* _WHAT IS BEING ASKED_
Report the number of lines where the string "женщины" occurs, and write nothing else.

* _THE DATA_
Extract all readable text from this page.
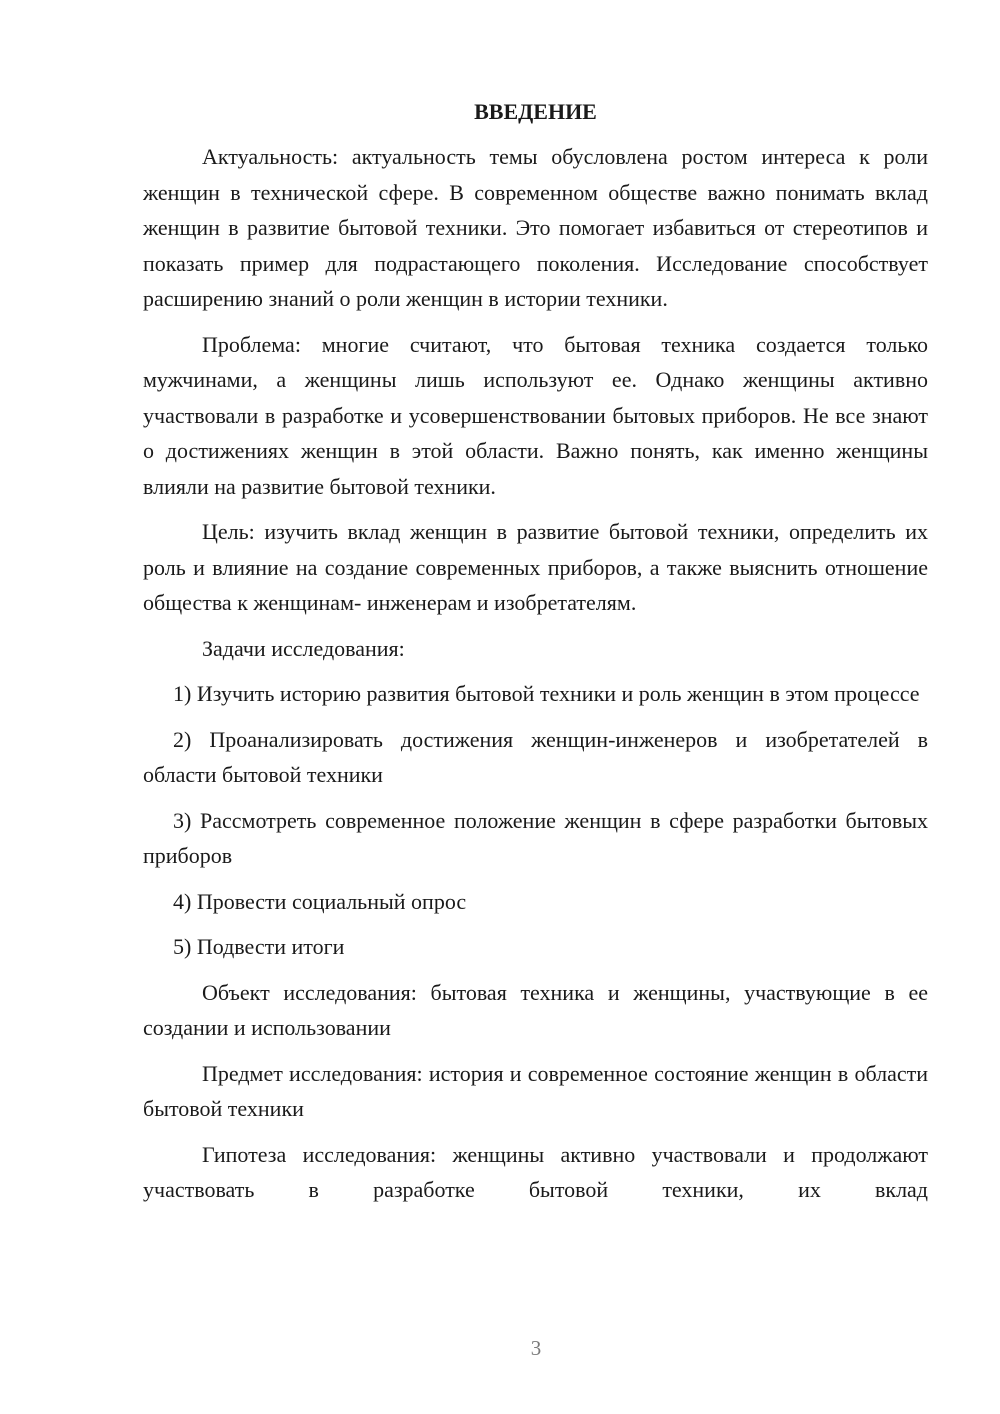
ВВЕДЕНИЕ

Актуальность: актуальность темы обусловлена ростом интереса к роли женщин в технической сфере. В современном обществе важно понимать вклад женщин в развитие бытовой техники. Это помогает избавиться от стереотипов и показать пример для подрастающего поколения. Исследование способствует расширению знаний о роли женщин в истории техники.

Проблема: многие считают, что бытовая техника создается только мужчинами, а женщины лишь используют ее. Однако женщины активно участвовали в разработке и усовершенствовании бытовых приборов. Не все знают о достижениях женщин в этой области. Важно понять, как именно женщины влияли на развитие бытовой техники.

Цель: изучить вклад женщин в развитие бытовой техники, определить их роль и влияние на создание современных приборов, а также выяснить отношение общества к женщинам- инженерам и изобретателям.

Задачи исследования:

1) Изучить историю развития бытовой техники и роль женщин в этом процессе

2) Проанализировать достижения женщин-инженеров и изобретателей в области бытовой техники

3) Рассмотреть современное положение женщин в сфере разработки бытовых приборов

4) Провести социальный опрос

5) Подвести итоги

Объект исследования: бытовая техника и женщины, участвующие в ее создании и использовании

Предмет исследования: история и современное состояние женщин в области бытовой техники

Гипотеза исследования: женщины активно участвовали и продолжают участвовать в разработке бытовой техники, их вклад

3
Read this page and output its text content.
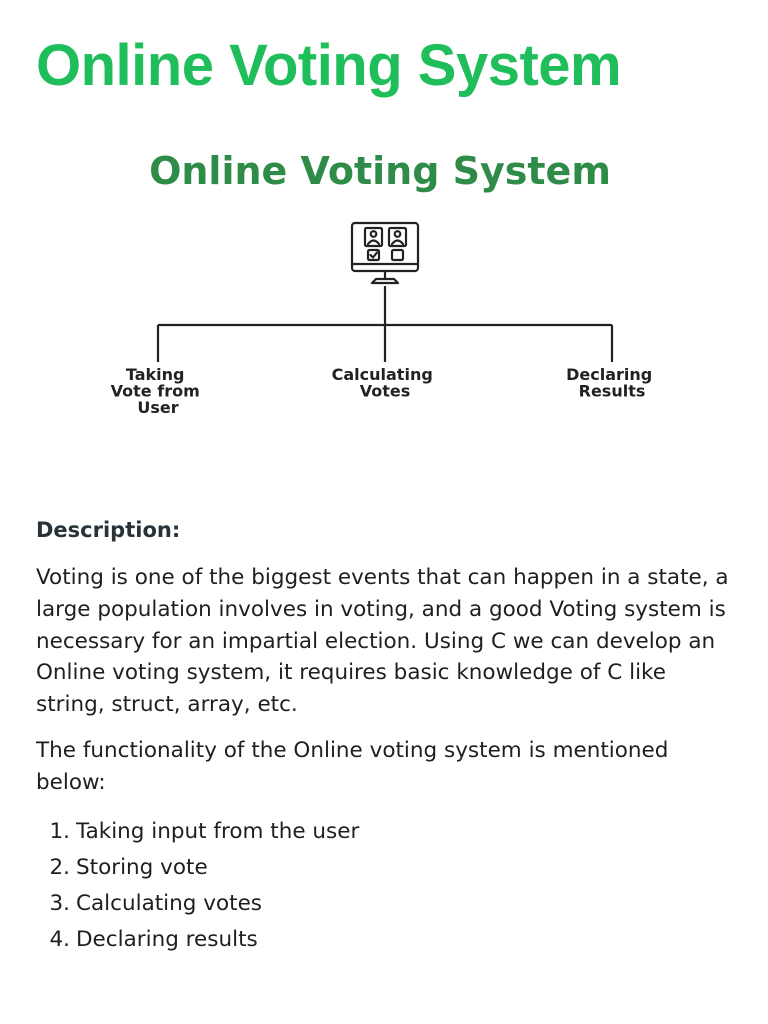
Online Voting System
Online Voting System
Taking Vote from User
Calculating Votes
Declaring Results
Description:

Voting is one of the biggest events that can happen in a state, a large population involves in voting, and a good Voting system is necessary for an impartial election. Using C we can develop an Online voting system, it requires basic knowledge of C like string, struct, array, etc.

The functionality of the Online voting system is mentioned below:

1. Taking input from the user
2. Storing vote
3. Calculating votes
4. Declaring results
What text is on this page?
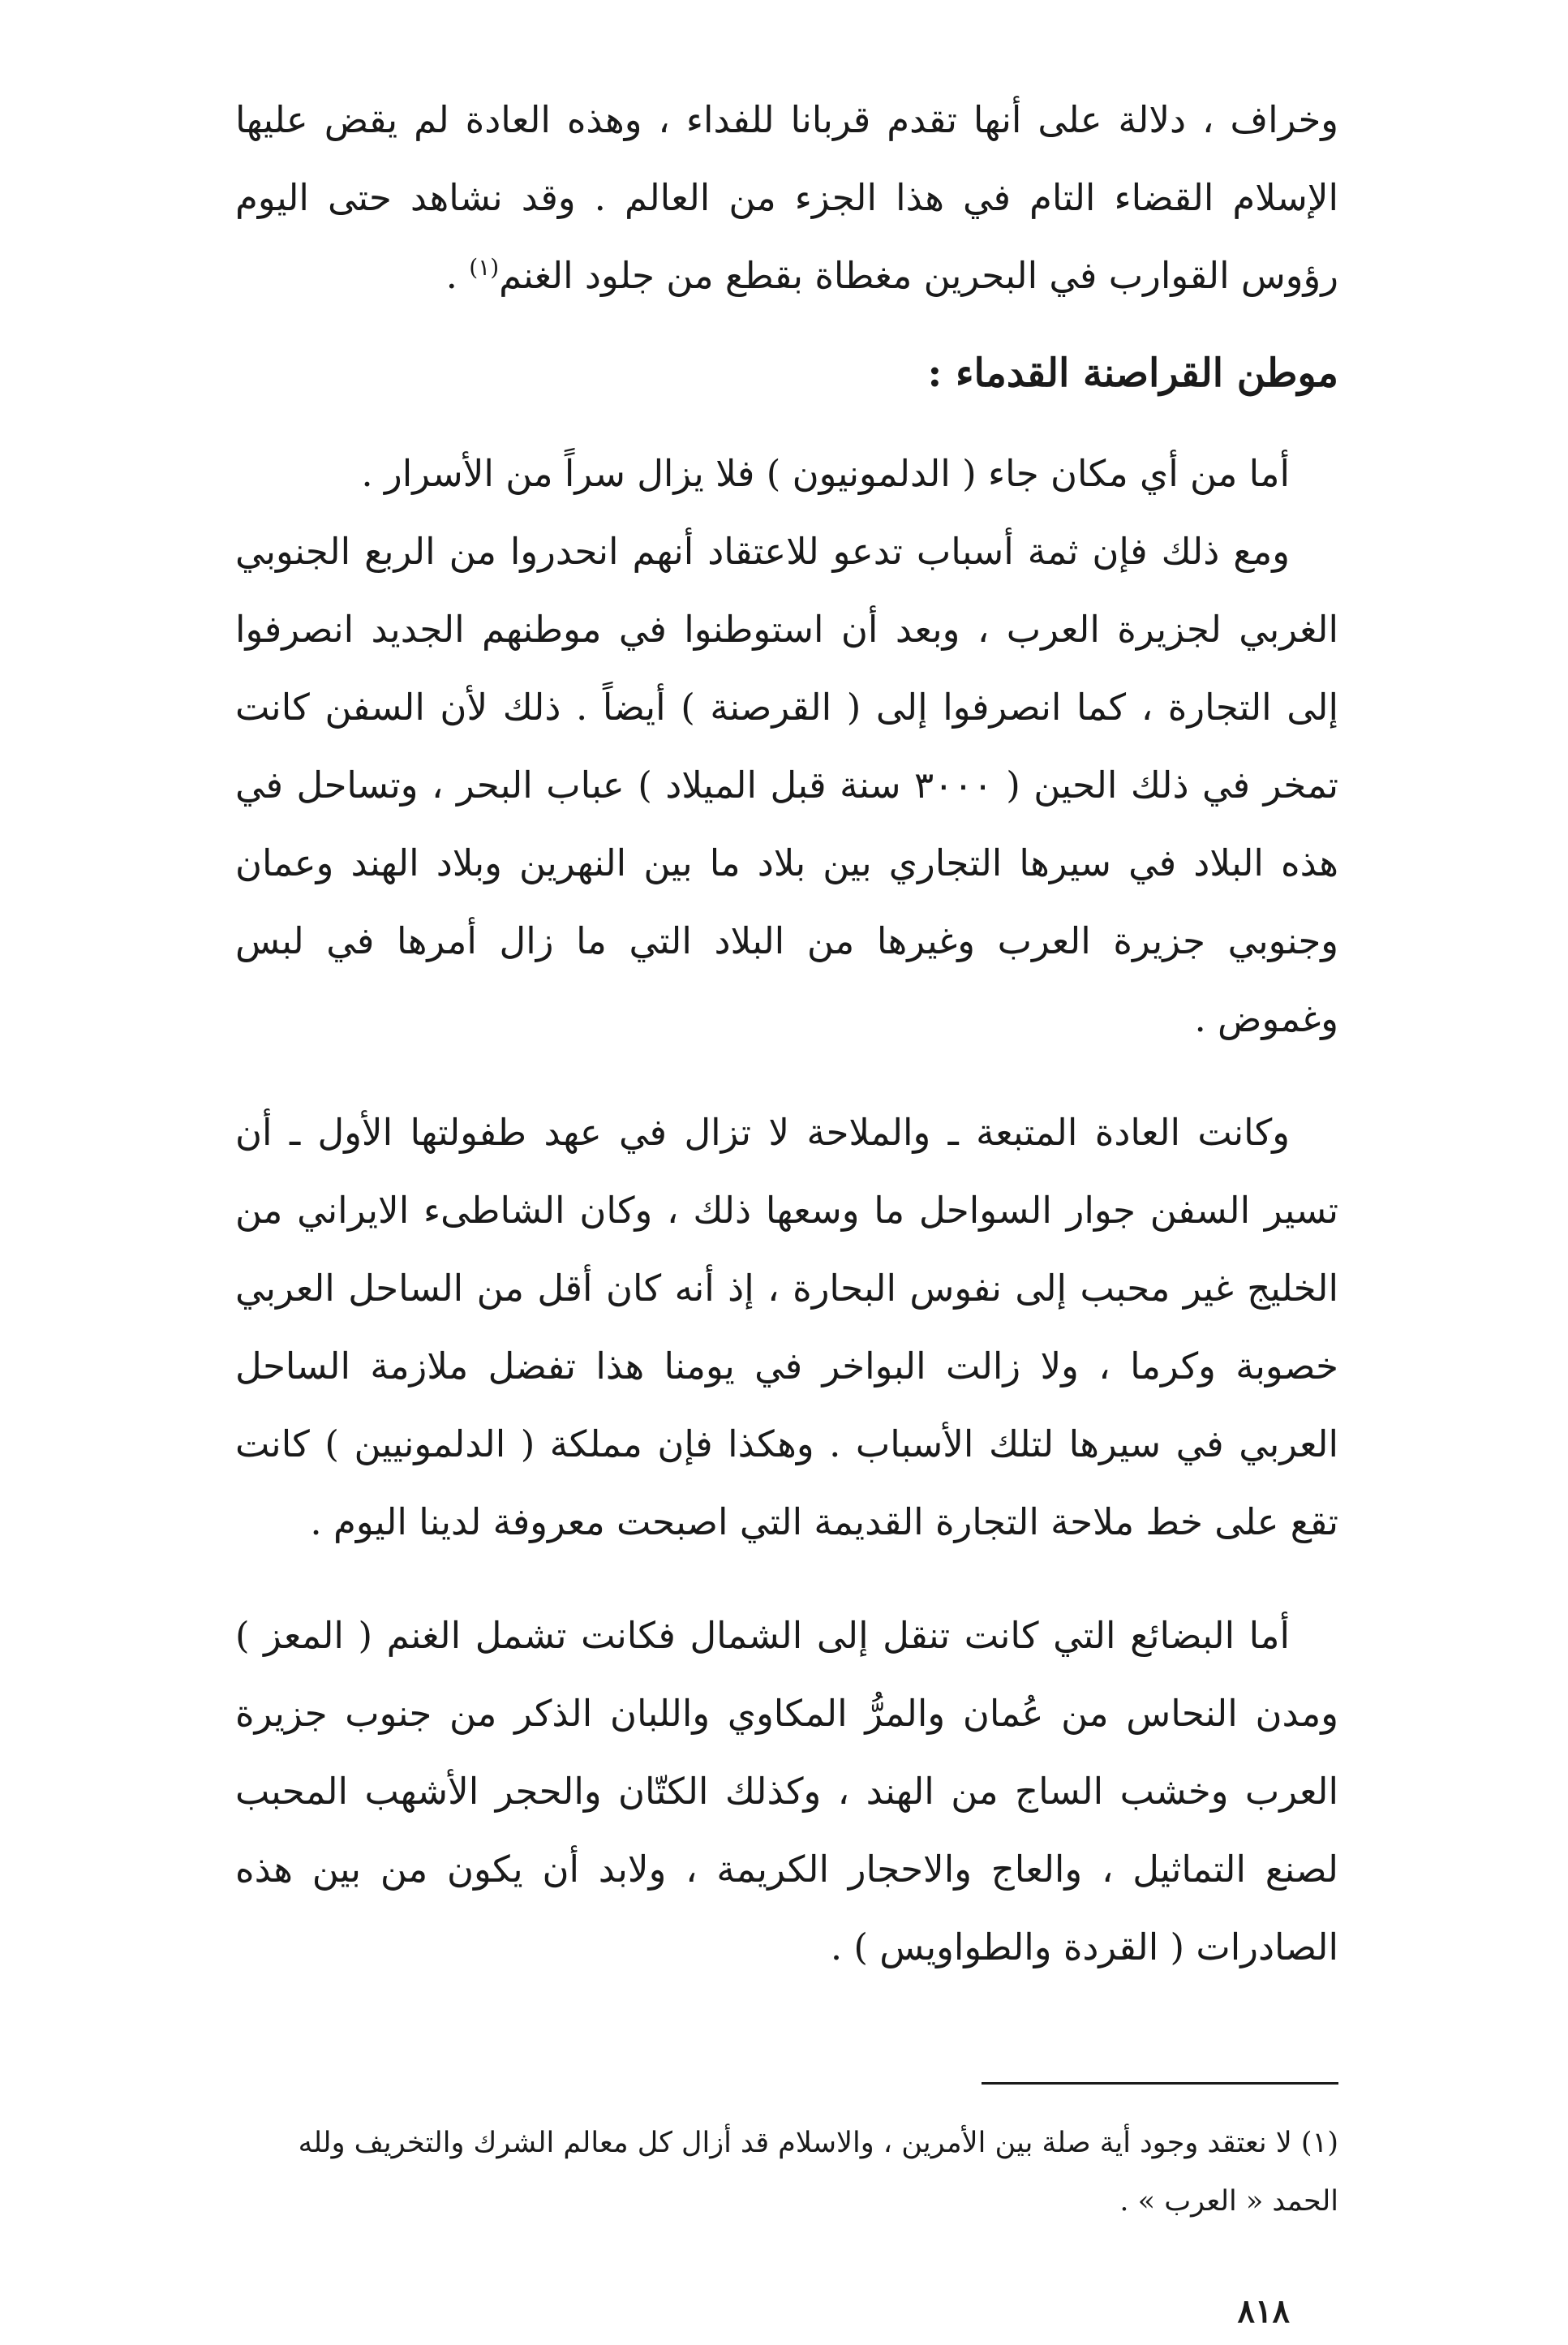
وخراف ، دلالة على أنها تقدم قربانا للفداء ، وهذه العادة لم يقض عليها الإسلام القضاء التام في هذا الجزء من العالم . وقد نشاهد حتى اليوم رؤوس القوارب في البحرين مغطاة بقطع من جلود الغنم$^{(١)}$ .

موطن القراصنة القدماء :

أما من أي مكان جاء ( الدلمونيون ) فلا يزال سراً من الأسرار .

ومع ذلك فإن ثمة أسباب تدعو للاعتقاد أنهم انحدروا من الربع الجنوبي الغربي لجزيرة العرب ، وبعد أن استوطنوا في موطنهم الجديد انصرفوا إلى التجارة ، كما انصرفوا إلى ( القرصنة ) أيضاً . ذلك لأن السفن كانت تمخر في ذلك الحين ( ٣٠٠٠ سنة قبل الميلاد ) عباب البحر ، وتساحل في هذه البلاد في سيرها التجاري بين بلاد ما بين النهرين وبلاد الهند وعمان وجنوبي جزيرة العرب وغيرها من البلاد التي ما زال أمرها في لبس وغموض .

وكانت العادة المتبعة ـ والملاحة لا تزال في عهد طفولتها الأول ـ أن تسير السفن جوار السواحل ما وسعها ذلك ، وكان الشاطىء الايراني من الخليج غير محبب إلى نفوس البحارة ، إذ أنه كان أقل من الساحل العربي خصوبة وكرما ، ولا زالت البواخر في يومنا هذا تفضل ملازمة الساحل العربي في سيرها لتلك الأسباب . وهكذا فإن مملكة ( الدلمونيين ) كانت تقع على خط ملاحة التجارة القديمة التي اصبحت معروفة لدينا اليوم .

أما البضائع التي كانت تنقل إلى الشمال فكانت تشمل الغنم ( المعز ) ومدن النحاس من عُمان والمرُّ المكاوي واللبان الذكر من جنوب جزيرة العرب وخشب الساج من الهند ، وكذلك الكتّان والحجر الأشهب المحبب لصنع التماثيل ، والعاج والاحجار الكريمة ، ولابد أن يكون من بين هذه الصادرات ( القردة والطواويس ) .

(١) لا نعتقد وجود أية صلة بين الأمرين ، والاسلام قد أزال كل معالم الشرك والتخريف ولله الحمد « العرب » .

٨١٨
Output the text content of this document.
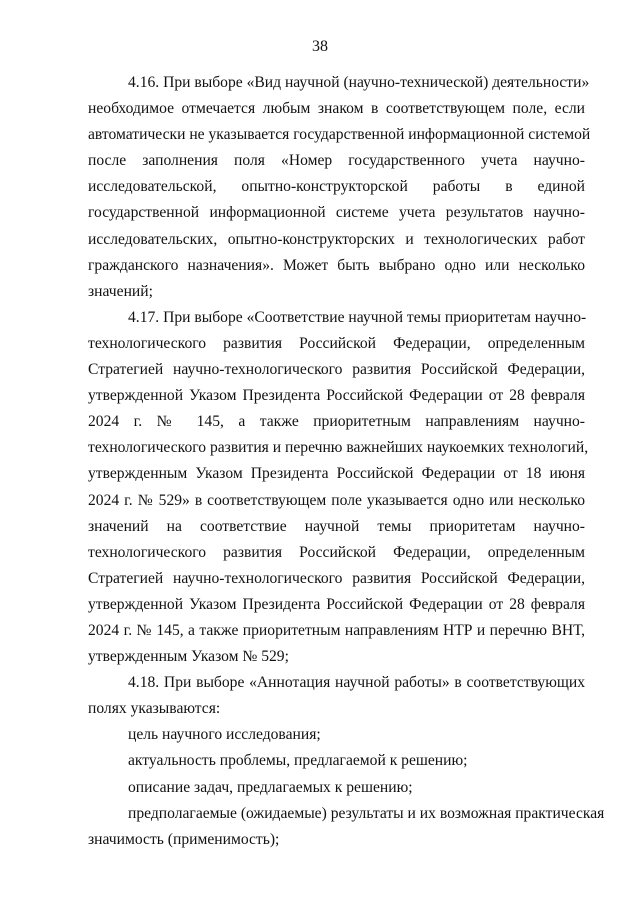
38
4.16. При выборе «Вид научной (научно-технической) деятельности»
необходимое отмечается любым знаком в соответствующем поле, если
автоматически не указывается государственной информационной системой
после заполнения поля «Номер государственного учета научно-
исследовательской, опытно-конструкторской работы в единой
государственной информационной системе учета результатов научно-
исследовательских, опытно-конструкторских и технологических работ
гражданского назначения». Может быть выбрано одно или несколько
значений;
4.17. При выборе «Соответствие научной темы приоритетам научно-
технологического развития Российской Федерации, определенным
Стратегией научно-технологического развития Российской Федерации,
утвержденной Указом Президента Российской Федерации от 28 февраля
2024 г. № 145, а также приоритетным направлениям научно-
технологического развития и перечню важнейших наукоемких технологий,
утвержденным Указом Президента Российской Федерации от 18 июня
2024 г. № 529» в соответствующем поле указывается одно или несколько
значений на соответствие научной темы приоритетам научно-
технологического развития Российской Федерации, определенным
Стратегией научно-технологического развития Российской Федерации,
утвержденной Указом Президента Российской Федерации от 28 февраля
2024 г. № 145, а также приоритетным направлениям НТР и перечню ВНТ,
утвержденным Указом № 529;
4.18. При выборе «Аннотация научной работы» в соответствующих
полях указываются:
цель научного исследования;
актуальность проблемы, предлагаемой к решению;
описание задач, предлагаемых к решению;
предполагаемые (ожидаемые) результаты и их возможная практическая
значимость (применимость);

* _SOLUTION TO THIS TASK_
3